→ **Texte à lire**:
################

Sophie Wahnich, spécialiste de la Révolution française, est directrice de recherches au CNRS et directrice de l’Institut interdisciplinaire d’anthropologie du contemporain (iiAC). Elle a notamment publié La Révolution française n’est pas un mythe (éd. Klinckieck, 2017) et Le Radeau démocratique : chroniques des temps incertains (éd. Lignes, 2019).
Norman Ajari est professeur spécialisé dans les questions ethniques à l’université Villanova de Philadelphie. Philosophe franco-américain, il est l’auteur remarqué de La Dignité ou la mort, éthique et politique de la race (éd. La Découverte, 2019). Il est aussi membre du bureau exécutif de la Fondation Frantz Fanon.
Regards. Que l’universalisme n’ait pas tenu ses promesses est une chose. Mais l’universel ne demeure-t-il pas un idéal utile ?

################

→ **Documents fournis**:

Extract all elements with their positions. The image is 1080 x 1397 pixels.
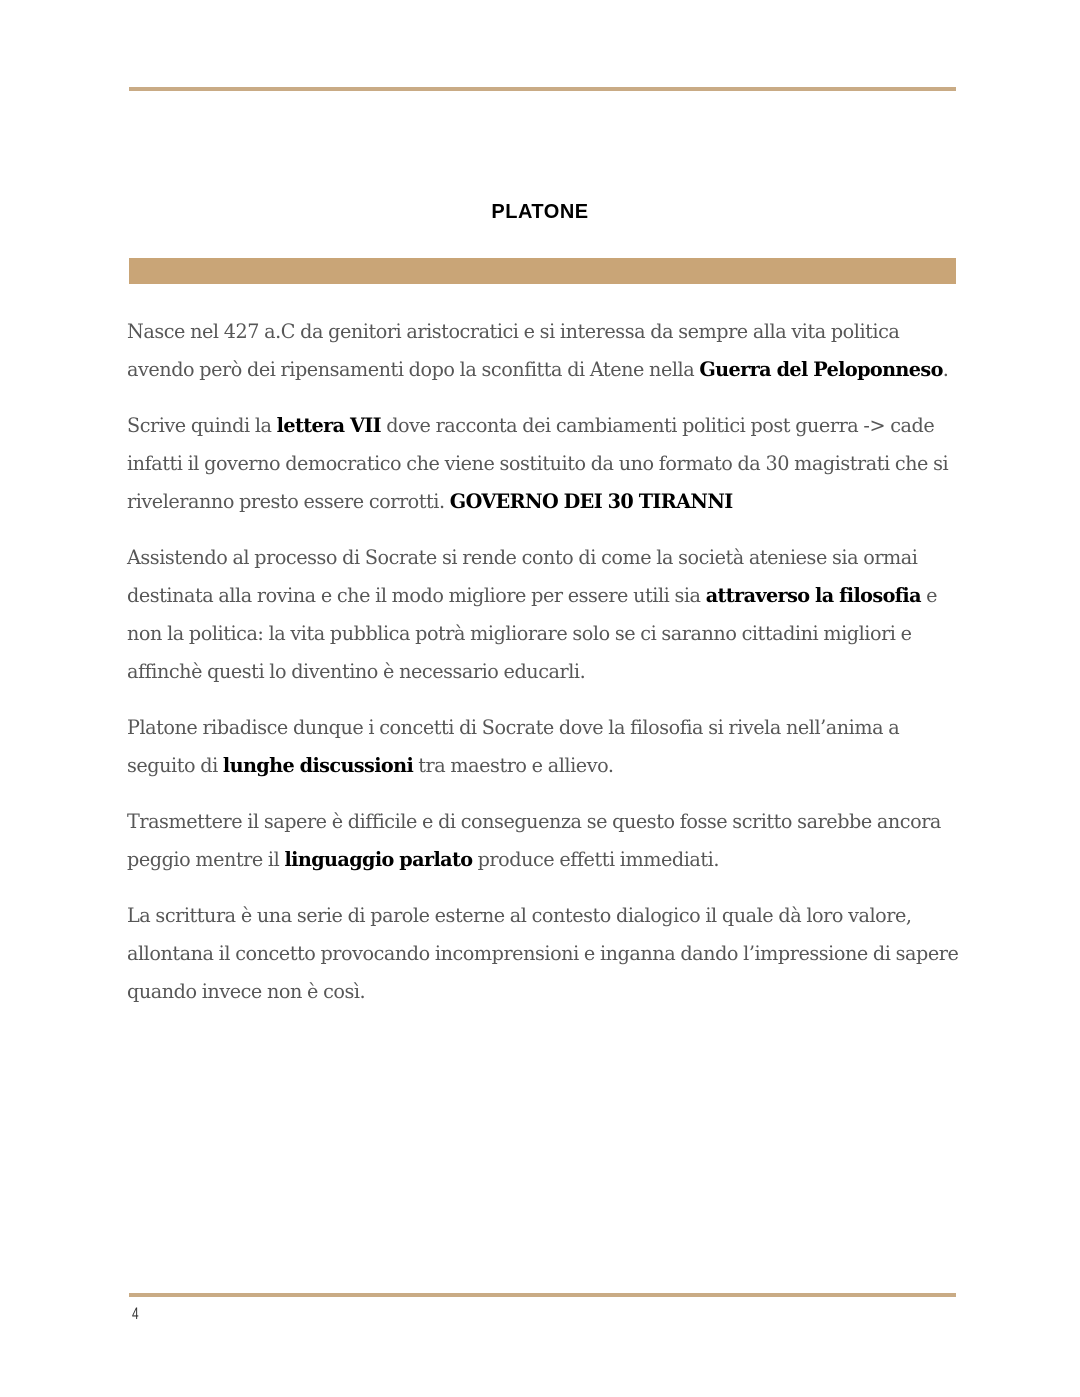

################

→ **Tâches demandées**:
**A)** Selon le texte à lire, dans quelle université Norman Ajari enseigne-t-il ?
**B)** Présentez sous forme de liste le paragraphe du texte à lire qui commence par « Norman Ajari est professeur », en conservant ses faits principaux.

→ **Les réponses**:
**A)** Il enseigne à l'université Villanova de Philadelphie.

**B)**
- Norman Ajari est professeur spécialisé dans les questions ethniques à l'université Villanova de Philadelphie.
- Il est philosophe franco-américain.
- Il est l'auteur remarqué de La Dignité ou la mort, éthique et politique de la race (éd. La Découverte, 2019).
- Il est membre du bureau exécutif de la Fondation Frantz Fanon.